* **THE TASK**: The entries below are to be written out again without alteration.

Collected data entries
▼
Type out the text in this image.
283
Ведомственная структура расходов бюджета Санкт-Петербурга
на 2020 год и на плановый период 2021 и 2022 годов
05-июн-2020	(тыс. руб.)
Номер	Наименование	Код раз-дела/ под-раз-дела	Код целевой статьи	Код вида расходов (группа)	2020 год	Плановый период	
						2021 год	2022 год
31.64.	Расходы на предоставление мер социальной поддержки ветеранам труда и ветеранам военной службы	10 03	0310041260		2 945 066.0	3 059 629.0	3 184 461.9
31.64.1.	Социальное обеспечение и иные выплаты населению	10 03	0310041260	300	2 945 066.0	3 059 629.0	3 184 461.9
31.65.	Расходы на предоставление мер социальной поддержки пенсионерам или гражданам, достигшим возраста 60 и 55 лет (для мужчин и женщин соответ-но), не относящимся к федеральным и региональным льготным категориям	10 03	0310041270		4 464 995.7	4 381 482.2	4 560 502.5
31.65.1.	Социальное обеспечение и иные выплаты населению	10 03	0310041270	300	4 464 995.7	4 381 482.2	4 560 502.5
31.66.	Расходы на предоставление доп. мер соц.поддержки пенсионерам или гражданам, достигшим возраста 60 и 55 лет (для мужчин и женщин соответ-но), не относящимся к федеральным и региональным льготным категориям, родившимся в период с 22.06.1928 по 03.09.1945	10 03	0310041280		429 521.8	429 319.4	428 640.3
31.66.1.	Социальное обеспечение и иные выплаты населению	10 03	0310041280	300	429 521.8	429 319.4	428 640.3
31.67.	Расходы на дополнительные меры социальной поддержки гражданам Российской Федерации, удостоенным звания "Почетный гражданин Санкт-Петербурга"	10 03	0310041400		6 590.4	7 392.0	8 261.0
▲
* **EXPECTED OUTPUT**:
Type out the text in this image.
283
Ведомственная структура расходов бюджета Санкт-Петербурга
на 2020 год и на плановый период 2021 и 2022 годов
05-июн-2020	(тыс. руб.)
Номер	Наименование	Код раз-дела/ под-раз-дела	Код целевой статьи	Код вида расходов (группа)	2020 год	Плановый период	
						2021 год	2022 год
31.64.	Расходы на предоставление мер социальной поддержки ветеранам труда и ветеранам военной службы	10 03	0310041260		2 945 066.0	3 059 629.0	3 184 461.9
31.64.1.	Социальное обеспечение и иные выплаты населению	10 03	0310041260	300	2 945 066.0	3 059 629.0	3 184 461.9
31.65.	Расходы на предоставление мер социальной поддержки пенсионерам или гражданам, достигшим возраста 60 и 55 лет (для мужчин и женщин соответ-но), не относящимся к федеральным и региональным льготным категориям	10 03	0310041270		4 464 995.7	4 381 482.2	4 560 502.5
31.65.1.	Социальное обеспечение и иные выплаты населению	10 03	0310041270	300	4 464 995.7	4 381 482.2	4 560 502.5
31.66.	Расходы на предоставление доп. мер соц.поддержки пенсионерам или гражданам, достигшим возраста 60 и 55 лет (для мужчин и женщин соответ-но), не относящимся к федеральным и региональным льготным категориям, родившимся в период с 22.06.1928 по 03.09.1945	10 03	0310041280		429 521.8	429 319.4	428 640.3
31.66.1.	Социальное обеспечение и иные выплаты населению	10 03	0310041280	300	429 521.8	429 319.4	428 640.3
31.67.	Расходы на дополнительные меры социальной поддержки гражданам Российской Федерации, удостоенным звания "Почетный гражданин Санкт-Петербурга"	10 03	0310041400		6 590.4	7 392.0	8 261.0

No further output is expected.